In the opinion of the registrant, the accompanying financial
statements contain all adjustments (consisting of only normal recurring
adjustments) necessary to present fairly the financial position of the
Company at September 29, 1995 and December 31, 1994, its results of
operations for the three months and nine months ended September 29, 1995 and
September 30, 1994, and its cash flows for the nine months ended September
29, 1995 and September 30, 1994.
NOTE 2. ACQUISITION OF JOSLYN CORPORATION
The Company obtained control of Joslyn Corporation (Joslyn) as of
September 1, 1995 when Joslyn's shareholders tendered approximately 75% of
the outstanding shares to Danaher for $34 per share in cash. The remaining
25% is expected to be acquired in late October, 1995. Total consideration
for Joslyn will be approximately $245 million. The fair value of assets to
be acquired is approximately $345 million and approximately $100 million of
liabilities will be assumed. The transaction is being accounted for as a
step acquisition purchase, whereby assets and liabilities are reflected on
a 75% fair value basis and a 25% historical cost basis until the acquisition
is completed. Results of operations reflect a minority interest
elimination. The purchase price allocations have been completed on a
preliminary basis, subject to adjustment should new or additional facts
about the business become known.

### Listings of boxed layout items
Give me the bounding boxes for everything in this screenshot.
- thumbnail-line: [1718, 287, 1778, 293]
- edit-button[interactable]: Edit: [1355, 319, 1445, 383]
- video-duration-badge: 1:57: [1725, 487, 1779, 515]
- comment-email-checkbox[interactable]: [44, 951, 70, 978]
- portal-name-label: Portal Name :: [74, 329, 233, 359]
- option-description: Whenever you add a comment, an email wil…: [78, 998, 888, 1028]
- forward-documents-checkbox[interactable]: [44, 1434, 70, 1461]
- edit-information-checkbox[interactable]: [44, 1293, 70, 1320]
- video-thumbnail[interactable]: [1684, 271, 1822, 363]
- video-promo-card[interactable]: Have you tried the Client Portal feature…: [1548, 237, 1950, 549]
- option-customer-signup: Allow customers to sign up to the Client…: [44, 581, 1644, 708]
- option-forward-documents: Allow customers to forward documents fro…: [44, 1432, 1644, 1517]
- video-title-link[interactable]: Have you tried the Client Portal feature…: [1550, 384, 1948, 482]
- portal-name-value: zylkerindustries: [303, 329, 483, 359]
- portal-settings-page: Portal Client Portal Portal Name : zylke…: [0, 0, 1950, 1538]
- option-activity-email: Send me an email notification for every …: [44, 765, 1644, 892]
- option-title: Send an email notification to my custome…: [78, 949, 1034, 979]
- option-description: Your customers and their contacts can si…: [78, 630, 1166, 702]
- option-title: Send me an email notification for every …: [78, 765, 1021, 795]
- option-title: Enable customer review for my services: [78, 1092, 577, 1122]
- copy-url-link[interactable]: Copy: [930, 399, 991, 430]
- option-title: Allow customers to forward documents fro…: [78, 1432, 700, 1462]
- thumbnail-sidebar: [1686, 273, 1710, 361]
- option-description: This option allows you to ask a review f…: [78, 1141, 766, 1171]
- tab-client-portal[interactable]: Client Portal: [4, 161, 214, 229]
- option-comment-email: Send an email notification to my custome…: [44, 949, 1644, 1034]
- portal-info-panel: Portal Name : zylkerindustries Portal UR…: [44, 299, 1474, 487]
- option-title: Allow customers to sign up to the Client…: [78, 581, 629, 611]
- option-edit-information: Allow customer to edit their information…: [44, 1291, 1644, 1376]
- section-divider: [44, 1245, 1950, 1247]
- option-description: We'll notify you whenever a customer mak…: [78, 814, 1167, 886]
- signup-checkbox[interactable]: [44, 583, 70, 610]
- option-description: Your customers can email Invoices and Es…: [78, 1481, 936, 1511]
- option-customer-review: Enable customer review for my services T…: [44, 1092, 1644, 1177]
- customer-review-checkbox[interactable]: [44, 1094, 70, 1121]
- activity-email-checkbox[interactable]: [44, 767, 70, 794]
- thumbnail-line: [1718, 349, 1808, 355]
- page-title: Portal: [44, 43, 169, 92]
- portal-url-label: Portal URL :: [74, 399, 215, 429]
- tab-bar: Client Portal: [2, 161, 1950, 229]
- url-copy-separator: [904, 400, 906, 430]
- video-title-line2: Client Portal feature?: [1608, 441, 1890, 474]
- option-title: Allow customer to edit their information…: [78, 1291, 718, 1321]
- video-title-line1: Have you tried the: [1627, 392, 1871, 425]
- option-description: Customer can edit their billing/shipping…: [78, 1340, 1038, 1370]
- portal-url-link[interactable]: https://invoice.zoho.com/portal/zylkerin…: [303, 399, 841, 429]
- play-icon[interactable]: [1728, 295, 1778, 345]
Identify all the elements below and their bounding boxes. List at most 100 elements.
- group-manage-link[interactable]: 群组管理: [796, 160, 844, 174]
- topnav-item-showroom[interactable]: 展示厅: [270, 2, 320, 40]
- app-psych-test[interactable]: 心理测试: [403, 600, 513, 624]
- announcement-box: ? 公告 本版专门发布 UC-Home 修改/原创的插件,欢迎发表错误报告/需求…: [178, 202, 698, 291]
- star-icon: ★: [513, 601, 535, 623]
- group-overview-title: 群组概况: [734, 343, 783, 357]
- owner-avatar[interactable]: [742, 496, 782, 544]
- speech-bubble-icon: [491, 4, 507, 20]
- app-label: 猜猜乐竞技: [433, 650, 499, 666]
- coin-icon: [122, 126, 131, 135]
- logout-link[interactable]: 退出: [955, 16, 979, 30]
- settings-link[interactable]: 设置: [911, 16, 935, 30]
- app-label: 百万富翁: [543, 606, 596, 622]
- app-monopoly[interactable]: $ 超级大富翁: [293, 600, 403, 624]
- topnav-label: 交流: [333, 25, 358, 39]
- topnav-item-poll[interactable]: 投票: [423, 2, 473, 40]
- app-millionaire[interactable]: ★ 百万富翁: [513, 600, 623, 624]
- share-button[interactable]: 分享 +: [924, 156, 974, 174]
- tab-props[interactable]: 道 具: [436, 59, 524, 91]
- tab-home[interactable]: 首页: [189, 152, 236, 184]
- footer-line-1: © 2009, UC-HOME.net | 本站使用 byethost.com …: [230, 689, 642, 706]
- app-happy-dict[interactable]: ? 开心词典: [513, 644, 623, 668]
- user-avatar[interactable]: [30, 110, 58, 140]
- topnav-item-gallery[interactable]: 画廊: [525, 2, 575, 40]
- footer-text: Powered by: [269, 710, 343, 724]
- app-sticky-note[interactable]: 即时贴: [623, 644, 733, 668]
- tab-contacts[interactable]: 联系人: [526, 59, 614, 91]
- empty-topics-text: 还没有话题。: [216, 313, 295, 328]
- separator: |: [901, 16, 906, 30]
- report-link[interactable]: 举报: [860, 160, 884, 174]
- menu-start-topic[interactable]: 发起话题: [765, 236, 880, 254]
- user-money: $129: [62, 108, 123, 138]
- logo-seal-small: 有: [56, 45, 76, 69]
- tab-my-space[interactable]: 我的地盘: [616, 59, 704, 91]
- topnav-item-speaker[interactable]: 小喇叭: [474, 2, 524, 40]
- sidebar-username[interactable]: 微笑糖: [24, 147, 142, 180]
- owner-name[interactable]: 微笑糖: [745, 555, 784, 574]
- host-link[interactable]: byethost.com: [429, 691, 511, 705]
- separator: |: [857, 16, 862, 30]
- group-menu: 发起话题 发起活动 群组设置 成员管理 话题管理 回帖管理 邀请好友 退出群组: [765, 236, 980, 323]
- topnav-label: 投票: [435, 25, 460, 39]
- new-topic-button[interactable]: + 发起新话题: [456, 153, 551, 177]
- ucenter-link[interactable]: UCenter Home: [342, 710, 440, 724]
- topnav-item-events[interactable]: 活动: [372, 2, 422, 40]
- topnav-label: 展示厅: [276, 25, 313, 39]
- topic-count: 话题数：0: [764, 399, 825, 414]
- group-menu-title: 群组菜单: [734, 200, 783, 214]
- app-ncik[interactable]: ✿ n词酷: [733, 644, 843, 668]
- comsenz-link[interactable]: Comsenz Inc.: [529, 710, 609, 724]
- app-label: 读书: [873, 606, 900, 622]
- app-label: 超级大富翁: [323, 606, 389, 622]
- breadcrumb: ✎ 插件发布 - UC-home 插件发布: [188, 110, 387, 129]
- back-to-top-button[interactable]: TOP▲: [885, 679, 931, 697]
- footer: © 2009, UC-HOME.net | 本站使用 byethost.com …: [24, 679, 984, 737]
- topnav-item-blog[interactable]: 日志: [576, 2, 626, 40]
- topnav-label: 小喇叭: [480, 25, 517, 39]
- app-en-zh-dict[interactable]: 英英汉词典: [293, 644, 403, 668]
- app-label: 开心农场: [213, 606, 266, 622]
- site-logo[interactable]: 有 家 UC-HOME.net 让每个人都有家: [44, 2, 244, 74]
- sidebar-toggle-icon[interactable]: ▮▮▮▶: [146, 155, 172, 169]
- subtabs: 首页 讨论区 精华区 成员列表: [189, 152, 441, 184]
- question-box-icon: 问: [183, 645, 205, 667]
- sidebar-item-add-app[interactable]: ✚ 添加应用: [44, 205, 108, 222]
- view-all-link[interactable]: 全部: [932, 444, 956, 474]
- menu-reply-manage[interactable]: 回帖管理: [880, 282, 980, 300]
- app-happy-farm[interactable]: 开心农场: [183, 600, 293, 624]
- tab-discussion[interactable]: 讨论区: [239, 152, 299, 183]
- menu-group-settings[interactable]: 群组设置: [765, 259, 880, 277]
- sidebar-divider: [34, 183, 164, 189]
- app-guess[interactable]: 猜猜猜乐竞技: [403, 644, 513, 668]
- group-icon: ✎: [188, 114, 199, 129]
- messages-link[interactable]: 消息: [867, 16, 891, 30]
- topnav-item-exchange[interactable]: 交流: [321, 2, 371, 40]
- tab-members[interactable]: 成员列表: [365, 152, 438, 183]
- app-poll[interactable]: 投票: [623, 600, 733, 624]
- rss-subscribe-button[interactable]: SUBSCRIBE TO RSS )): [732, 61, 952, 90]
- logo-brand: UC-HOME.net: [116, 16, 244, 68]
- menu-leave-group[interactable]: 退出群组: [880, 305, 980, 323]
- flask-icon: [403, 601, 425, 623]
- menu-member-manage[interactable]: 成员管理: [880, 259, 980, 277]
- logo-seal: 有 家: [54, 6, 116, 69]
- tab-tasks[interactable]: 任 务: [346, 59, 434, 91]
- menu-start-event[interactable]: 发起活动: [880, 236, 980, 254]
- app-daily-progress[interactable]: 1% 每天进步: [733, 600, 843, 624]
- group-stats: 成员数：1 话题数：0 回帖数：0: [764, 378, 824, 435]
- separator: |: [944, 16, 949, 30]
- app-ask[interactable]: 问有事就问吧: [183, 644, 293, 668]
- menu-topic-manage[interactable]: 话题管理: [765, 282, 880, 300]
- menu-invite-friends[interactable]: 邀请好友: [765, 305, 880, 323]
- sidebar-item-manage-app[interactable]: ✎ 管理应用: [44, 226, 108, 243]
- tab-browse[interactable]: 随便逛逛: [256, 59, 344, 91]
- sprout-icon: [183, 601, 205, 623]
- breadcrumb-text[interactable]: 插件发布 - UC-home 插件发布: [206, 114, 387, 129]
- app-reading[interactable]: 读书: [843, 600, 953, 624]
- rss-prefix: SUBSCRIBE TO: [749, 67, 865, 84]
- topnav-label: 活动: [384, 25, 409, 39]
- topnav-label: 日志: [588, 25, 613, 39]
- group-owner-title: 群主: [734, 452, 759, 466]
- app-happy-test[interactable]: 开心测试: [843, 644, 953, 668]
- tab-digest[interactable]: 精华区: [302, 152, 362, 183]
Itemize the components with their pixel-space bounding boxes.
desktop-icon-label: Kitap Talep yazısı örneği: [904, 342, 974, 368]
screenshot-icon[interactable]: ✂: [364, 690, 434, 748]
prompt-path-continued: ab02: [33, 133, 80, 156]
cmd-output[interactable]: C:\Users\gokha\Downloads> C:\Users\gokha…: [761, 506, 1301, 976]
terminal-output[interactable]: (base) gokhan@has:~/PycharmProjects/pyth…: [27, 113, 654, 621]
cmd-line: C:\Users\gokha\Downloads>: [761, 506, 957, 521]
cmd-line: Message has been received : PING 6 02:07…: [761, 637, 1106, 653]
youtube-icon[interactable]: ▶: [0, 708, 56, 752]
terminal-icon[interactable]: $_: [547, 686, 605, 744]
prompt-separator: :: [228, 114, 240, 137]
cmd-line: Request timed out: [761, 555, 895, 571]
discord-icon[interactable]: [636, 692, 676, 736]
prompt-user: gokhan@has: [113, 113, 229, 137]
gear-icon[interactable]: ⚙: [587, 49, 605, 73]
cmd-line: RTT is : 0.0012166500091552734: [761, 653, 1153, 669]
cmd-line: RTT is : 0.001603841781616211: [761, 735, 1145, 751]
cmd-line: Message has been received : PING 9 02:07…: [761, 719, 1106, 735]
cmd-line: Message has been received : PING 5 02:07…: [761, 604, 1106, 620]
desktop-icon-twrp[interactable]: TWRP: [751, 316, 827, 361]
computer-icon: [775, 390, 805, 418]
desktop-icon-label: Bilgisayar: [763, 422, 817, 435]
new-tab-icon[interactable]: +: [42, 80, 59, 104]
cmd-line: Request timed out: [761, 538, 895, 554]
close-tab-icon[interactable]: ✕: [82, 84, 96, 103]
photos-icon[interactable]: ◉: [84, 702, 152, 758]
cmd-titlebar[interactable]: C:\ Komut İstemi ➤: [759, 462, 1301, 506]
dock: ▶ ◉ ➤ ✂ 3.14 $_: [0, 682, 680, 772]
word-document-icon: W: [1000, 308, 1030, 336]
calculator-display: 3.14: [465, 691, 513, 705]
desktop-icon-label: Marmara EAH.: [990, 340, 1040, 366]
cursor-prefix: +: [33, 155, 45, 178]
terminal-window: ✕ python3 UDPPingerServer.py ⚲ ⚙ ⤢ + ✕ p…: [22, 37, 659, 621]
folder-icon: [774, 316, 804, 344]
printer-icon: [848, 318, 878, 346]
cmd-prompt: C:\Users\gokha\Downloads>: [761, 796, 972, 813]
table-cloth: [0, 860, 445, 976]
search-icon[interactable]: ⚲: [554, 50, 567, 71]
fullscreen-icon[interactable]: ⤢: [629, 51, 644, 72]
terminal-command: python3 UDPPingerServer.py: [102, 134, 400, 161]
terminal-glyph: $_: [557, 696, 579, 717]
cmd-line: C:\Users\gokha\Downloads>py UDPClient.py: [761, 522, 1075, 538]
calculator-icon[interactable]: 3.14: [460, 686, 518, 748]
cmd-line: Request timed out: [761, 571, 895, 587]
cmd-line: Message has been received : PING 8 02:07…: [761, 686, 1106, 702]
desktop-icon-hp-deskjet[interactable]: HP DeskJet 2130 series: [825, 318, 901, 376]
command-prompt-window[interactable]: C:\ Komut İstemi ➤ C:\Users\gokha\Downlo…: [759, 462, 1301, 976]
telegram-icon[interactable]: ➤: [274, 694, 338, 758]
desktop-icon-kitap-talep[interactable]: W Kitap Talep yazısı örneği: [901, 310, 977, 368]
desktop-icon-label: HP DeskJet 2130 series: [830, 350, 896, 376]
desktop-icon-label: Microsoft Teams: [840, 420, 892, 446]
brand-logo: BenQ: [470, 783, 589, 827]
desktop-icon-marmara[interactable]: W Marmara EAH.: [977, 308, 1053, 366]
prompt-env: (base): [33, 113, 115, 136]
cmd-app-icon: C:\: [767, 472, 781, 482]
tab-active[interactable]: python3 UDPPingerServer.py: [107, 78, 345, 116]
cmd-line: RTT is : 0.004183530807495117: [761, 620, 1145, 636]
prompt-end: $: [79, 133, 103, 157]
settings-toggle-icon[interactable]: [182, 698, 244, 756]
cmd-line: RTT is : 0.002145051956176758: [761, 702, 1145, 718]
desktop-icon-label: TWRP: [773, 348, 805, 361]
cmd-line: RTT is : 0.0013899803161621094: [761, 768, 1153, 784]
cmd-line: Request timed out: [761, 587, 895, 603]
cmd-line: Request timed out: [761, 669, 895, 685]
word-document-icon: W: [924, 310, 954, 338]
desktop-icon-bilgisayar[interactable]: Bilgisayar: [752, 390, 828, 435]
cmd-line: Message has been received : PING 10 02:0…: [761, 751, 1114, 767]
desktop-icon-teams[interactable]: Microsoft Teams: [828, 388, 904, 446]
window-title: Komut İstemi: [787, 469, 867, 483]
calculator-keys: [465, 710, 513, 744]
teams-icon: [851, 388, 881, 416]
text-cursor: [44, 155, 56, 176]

### Exercise
Continue the Danaher financial statement excerpt on the Joslyn acquisition, beginning after its final sentence.

### Task answer
The unaudited pro forma information for the periods set forth
below give effect to the transaction as if it had occurred at the beginning
of each period. The pro forma information is presented for information
purposes only and is not necessarily indicative of the results of operations
that actually would have been achieved had the acquisition been consummated
as of that time. Both periods in 1994 include Joslyn's $35 million ($21
million after tax benefit or $0.36 per share) provision for environmental
remediation associated with sites previously owned by Joslyn (unaudited,
000's omitted):
Year Ended Nine Months Ended
December 31, September 29, September 30,
1994 1995 1994
Net Sales $1,504,861 $1,326,297 $1,097,815
Net Earnings 59,696 79,471 37,619
Earnings per share $ 1.02 $1.32 $.65
ITEM 2. MANAGEMENT'S DISCUSSION AND ANALYSIS OF FINANCIAL
CONDITION AND RESULTS OF OPERATIONS
Results of Operations
Net revenues for the 1995 quarter and nine-month period were 23.9% and
25.6% higher compared to the corresponding periods in 1994. Customer demand
was higher in all business segments other than the Transportation segment.
Acquisitions accounted for approximately 20% and 18% of sales growth in the
quarter and the nine-month period.
Gross profit margin for the 1995 third quarter and nine-month period,
as a percentage of sales, was approximately 28.8% and 28.3%, respectively.
For the quarter, gross profit margin is flat between years, and it is up 0.7
percentage points over the nine-month period. Acquisitions make these
periods somewhat noncomparable. However, on a mix-adjusted basis, margins
have increased in all 1995 periods when compared to the 1994 performance due
to productivity improvements combined with increased fixed cost leverage.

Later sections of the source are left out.